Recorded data
┏━━
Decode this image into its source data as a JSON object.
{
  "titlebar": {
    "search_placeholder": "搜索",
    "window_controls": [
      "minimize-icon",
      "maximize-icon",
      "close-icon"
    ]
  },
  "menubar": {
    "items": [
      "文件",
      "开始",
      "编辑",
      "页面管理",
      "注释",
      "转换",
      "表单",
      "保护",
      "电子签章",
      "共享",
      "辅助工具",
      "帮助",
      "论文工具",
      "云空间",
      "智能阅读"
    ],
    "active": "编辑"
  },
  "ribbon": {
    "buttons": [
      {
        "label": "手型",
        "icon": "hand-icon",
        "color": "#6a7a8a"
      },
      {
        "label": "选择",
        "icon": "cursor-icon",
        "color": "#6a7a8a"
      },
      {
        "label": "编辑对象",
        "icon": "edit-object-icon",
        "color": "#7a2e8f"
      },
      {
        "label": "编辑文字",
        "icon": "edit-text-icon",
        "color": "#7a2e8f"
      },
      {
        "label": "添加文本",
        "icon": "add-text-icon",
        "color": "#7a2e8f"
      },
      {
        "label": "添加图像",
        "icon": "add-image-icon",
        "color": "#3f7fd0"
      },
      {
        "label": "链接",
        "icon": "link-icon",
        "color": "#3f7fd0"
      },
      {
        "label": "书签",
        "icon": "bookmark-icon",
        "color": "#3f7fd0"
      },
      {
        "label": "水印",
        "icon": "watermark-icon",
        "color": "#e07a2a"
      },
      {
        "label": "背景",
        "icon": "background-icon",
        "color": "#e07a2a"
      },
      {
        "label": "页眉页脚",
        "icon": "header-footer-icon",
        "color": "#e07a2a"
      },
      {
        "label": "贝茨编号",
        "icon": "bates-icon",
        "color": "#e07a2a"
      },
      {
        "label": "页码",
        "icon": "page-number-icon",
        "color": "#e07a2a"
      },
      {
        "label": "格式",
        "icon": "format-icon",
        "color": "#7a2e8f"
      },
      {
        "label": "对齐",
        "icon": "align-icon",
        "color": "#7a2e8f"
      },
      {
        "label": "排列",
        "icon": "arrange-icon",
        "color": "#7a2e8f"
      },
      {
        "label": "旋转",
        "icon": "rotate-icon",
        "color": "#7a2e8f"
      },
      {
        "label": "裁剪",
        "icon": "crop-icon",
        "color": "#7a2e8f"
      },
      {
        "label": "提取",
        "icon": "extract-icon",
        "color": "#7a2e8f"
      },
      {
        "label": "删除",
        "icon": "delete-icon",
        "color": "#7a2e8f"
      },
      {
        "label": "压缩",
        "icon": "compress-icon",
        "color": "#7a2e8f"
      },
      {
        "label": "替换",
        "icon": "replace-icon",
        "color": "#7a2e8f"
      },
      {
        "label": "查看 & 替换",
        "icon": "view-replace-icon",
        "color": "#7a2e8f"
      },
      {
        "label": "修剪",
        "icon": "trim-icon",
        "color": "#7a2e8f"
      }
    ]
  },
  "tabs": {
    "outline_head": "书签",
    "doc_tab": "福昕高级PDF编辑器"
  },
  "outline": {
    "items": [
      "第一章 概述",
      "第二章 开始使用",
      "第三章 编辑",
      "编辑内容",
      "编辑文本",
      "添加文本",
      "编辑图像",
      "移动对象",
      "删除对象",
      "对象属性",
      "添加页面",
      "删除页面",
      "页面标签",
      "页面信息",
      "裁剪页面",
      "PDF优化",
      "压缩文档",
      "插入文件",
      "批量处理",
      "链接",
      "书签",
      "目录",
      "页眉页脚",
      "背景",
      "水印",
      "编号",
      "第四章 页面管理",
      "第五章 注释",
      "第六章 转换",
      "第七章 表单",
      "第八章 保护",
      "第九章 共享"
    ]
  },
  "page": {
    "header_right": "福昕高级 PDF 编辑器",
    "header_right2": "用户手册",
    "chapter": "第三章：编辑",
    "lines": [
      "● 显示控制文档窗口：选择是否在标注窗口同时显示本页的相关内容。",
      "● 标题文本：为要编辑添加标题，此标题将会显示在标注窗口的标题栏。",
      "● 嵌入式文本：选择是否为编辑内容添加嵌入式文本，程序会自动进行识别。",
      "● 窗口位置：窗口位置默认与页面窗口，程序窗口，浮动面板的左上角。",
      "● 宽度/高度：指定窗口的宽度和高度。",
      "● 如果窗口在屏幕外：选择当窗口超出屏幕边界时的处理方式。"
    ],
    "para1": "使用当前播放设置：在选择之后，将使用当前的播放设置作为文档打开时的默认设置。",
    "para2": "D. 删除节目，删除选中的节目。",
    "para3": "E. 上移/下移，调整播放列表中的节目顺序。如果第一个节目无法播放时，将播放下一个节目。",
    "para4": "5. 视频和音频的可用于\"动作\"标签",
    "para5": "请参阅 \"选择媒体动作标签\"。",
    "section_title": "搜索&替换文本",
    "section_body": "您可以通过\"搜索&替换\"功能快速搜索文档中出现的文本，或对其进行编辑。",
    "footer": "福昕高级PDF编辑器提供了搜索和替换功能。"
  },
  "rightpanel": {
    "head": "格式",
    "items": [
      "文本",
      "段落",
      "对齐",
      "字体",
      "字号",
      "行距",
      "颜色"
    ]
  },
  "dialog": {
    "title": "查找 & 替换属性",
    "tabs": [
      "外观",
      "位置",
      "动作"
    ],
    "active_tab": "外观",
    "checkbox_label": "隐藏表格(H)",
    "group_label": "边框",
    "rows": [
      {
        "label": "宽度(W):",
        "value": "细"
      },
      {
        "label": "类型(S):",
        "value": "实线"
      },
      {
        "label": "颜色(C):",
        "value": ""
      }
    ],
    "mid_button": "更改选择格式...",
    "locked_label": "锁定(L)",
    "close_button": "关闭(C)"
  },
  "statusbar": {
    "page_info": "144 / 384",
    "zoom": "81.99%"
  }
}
┗━━
Print again each line of the listing above, exactly as it appears.

Decode this image into its source data as a JSON object.
{
  "titlebar": {
    "search_placeholder": "搜索",
    "window_controls": [
      "minimize-icon",
      "maximize-icon",
      "close-icon"
    ]
  },
  "menubar": {
    "items": [
      "文件",
      "开始",
      "编辑",
      "页面管理",
      "注释",
      "转换",
      "表单",
      "保护",
      "电子签章",
      "共享",
      "辅助工具",
      "帮助",
      "论文工具",
      "云空间",
      "智能阅读"
    ],
    "active": "编辑"
  },
  "ribbon": {
    "buttons": [
      {
        "label": "手型",
        "icon": "hand-icon",
        "color": "#6a7a8a"
      },
      {
        "label": "选择",
        "icon": "cursor-icon",
        "color": "#6a7a8a"
      },
      {
        "label": "编辑对象",
        "icon": "edit-object-icon",
        "color": "#7a2e8f"
      },
      {
        "label": "编辑文字",
        "icon": "edit-text-icon",
        "color": "#7a2e8f"
      },
      {
        "label": "添加文本",
        "icon": "add-text-icon",
        "color": "#7a2e8f"
      },
      {
        "label": "添加图像",
        "icon": "add-image-icon",
        "color": "#3f7fd0"
      },
      {
        "label": "链接",
        "icon": "link-icon",
        "color": "#3f7fd0"
      },
      {
        "label": "书签",
        "icon": "bookmark-icon",
        "color": "#3f7fd0"
      },
      {
        "label": "水印",
        "icon": "watermark-icon",
        "color": "#e07a2a"
      },
      {
        "label": "背景",
        "icon": "background-icon",
        "color": "#e07a2a"
      },
      {
        "label": "页眉页脚",
        "icon": "header-footer-icon",
        "color": "#e07a2a"
      },
      {
        "label": "贝茨编号",
        "icon": "bates-icon",
        "color": "#e07a2a"
      },
      {
        "label": "页码",
        "icon": "page-number-icon",
        "color": "#e07a2a"
      },
      {
        "label": "格式",
        "icon": "format-icon",
        "color": "#7a2e8f"
      },
      {
        "label": "对齐",
        "icon": "align-icon",
        "color": "#7a2e8f"
      },
      {
        "label": "排列",
        "icon": "arrange-icon",
        "color": "#7a2e8f"
      },
      {
        "label": "旋转",
        "icon": "rotate-icon",
        "color": "#7a2e8f"
      },
      {
        "label": "裁剪",
        "icon": "crop-icon",
        "color": "#7a2e8f"
      },
      {
        "label": "提取",
        "icon": "extract-icon",
        "color": "#7a2e8f"
      },
      {
        "label": "删除",
        "icon": "delete-icon",
        "color": "#7a2e8f"
      },
      {
        "label": "压缩",
        "icon": "compress-icon",
        "color": "#7a2e8f"
      },
      {
        "label": "替换",
        "icon": "replace-icon",
        "color": "#7a2e8f"
      },
      {
        "label": "查看 & 替换",
        "icon": "view-replace-icon",
        "color": "#7a2e8f"
      },
      {
        "label": "修剪",
        "icon": "trim-icon",
        "color": "#7a2e8f"
      }
    ]
  },
  "tabs": {
    "outline_head": "书签",
    "doc_tab": "福昕高级PDF编辑器"
  },
  "outline": {
    "items": [
      "第一章 概述",
      "第二章 开始使用",
      "第三章 编辑",
      "编辑内容",
      "编辑文本",
      "添加文本",
      "编辑图像",
      "移动对象",
      "删除对象",
      "对象属性",
      "添加页面",
      "删除页面",
      "页面标签",
      "页面信息",
      "裁剪页面",
      "PDF优化",
      "压缩文档",
      "插入文件",
      "批量处理",
      "链接",
      "书签",
      "目录",
      "页眉页脚",
      "背景",
      "水印",
      "编号",
      "第四章 页面管理",
      "第五章 注释",
      "第六章 转换",
      "第七章 表单",
      "第八章 保护",
      "第九章 共享"
    ]
  },
  "page": {
    "header_right": "福昕高级 PDF 编辑器",
    "header_right2": "用户手册",
    "chapter": "第三章：编辑",
    "lines": [
      "● 显示控制文档窗口：选择是否在标注窗口同时显示本页的相关内容。",
      "● 标题文本：为要编辑添加标题，此标题将会显示在标注窗口的标题栏。",
      "● 嵌入式文本：选择是否为编辑内容添加嵌入式文本，程序会自动进行识别。",
      "● 窗口位置：窗口位置默认与页面窗口，程序窗口，浮动面板的左上角。",
      "● 宽度/高度：指定窗口的宽度和高度。",
      "● 如果窗口在屏幕外：选择当窗口超出屏幕边界时的处理方式。"
    ],
    "para1": "使用当前播放设置：在选择之后，将使用当前的播放设置作为文档打开时的默认设置。",
    "para2": "D. 删除节目，删除选中的节目。",
    "para3": "E. 上移/下移，调整播放列表中的节目顺序。如果第一个节目无法播放时，将播放下一个节目。",
    "para4": "5. 视频和音频的可用于\"动作\"标签",
    "para5": "请参阅 \"选择媒体动作标签\"。",
    "section_title": "搜索&替换文本",
    "section_body": "您可以通过\"搜索&替换\"功能快速搜索文档中出现的文本，或对其进行编辑。",
    "footer": "福昕高级PDF编辑器提供了搜索和替换功能。"
  },
  "rightpanel": {
    "head": "格式",
    "items": [
      "文本",
      "段落",
      "对齐",
      "字体",
      "字号",
      "行距",
      "颜色"
    ]
  },
  "dialog": {
    "title": "查找 & 替换属性",
    "tabs": [
      "外观",
      "位置",
      "动作"
    ],
    "active_tab": "外观",
    "checkbox_label": "隐藏表格(H)",
    "group_label": "边框",
    "rows": [
      {
        "label": "宽度(W):",
        "value": "细"
      },
      {
        "label": "类型(S):",
        "value": "实线"
      },
      {
        "label": "颜色(C):",
        "value": ""
      }
    ],
    "mid_button": "更改选择格式...",
    "locked_label": "锁定(L)",
    "close_button": "关闭(C)"
  },
  "statusbar": {
    "page_info": "144 / 384",
    "zoom": "81.99%"
  }
}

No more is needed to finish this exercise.